> **Your objective**: Report every line from the material that contains the word "经内镜支气管瓣膜置换".

==== Data to use

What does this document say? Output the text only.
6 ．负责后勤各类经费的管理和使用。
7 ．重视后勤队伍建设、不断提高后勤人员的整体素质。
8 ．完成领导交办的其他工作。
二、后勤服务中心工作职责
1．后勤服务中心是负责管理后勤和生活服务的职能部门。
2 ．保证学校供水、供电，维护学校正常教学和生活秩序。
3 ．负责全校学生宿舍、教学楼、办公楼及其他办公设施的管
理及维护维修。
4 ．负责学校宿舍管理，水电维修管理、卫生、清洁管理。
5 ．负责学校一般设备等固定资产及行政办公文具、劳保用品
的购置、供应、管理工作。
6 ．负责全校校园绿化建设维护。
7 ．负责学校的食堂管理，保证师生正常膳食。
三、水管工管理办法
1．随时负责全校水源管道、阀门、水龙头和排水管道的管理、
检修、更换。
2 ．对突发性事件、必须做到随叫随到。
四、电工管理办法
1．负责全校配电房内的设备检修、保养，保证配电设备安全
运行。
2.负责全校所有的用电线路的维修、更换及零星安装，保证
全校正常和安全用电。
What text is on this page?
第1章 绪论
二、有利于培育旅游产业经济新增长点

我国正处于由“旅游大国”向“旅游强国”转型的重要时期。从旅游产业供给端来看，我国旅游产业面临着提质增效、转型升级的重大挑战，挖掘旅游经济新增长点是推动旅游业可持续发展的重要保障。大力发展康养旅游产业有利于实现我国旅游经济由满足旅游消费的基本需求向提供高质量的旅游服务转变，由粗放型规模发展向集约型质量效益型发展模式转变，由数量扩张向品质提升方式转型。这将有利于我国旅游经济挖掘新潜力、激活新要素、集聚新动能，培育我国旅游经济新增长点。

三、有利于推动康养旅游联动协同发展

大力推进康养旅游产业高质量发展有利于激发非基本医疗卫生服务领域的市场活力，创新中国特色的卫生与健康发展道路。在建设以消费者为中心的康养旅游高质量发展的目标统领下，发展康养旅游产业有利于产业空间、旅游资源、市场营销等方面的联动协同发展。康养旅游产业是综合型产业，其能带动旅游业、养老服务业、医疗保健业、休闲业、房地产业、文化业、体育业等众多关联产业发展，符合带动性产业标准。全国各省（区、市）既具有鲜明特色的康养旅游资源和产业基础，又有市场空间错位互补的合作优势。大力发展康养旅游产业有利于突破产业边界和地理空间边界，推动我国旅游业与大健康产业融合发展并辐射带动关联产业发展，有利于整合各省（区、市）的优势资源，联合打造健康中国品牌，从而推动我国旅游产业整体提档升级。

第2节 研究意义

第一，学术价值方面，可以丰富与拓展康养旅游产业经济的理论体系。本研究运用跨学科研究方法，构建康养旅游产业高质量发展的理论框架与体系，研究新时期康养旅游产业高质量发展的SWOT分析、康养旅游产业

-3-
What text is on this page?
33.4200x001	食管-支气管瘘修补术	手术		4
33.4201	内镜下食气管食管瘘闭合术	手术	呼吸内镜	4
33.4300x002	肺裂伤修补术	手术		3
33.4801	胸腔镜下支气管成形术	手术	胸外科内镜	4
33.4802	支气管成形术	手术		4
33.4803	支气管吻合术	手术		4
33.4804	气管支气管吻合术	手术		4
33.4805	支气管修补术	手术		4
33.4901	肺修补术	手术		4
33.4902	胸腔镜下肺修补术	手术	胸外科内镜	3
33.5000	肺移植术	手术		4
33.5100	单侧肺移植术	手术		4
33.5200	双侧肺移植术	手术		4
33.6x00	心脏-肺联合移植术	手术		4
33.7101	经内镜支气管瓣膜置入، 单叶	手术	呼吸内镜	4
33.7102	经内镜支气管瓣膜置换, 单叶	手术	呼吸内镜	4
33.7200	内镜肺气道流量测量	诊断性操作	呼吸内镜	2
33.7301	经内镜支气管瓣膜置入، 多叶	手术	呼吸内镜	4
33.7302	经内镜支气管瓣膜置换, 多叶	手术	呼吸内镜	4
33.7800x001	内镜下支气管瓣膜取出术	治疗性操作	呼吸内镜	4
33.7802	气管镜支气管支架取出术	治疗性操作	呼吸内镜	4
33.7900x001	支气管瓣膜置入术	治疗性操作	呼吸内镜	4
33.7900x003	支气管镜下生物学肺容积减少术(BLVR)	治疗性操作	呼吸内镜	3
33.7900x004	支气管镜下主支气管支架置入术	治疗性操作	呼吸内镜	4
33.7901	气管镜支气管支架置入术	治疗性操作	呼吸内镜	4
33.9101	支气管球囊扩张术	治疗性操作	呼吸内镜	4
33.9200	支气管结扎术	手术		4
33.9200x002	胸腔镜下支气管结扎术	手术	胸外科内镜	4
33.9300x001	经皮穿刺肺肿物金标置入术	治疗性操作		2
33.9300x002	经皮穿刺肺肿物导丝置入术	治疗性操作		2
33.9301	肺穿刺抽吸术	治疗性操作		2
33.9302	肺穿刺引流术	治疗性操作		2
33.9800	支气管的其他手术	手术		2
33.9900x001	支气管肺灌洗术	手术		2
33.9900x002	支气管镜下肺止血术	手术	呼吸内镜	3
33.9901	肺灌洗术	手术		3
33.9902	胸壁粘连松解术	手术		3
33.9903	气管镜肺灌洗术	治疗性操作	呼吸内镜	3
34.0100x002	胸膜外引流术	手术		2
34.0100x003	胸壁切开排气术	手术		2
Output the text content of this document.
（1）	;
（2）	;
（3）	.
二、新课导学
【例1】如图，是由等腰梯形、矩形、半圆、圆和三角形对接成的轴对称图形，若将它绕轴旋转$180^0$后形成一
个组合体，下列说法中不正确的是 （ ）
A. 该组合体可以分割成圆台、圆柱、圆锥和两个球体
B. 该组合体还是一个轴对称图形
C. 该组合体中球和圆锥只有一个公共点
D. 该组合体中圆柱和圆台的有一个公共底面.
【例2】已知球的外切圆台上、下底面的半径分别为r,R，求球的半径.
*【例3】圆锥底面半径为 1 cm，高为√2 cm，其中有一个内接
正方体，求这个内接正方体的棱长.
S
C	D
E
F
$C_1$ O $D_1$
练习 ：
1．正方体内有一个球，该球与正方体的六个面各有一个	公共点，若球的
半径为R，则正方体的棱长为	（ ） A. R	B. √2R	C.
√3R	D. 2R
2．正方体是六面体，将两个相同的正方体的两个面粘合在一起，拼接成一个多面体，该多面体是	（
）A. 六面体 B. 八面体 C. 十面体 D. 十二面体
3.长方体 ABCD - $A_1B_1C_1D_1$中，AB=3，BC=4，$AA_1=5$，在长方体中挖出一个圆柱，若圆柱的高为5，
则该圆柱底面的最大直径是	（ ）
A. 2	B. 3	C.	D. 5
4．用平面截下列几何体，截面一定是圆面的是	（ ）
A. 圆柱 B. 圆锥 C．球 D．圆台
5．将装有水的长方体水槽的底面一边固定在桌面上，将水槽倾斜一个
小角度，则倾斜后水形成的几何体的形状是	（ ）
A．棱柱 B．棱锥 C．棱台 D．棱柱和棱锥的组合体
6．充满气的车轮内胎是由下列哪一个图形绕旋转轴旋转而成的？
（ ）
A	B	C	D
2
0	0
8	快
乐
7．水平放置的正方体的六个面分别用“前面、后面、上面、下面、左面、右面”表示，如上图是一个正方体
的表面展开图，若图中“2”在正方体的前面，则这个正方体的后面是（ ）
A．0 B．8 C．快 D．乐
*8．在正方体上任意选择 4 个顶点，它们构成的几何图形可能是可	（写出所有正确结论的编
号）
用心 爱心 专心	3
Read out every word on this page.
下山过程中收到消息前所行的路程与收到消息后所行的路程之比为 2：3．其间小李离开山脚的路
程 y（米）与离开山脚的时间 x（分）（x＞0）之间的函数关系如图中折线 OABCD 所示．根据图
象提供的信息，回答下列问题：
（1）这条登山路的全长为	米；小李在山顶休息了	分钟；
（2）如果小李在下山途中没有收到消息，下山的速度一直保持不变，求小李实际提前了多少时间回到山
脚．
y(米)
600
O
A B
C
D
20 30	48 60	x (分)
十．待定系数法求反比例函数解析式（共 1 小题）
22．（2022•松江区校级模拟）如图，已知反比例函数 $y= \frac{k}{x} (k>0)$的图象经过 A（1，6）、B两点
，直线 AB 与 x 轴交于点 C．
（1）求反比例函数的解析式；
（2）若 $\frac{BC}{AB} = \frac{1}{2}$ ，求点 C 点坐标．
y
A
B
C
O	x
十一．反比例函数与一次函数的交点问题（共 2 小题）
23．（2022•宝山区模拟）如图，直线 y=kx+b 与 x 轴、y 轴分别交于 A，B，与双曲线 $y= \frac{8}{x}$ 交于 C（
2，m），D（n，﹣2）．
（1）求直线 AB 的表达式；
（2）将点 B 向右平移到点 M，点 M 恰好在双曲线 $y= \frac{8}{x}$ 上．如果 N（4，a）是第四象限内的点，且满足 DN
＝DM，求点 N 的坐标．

========

> **Problem solution**:
33.7102	经内镜支气管瓣膜置换, 单叶	手术	呼吸内镜	4
33.7302	经内镜支气管瓣膜置换, 多叶	手术	呼吸内镜	4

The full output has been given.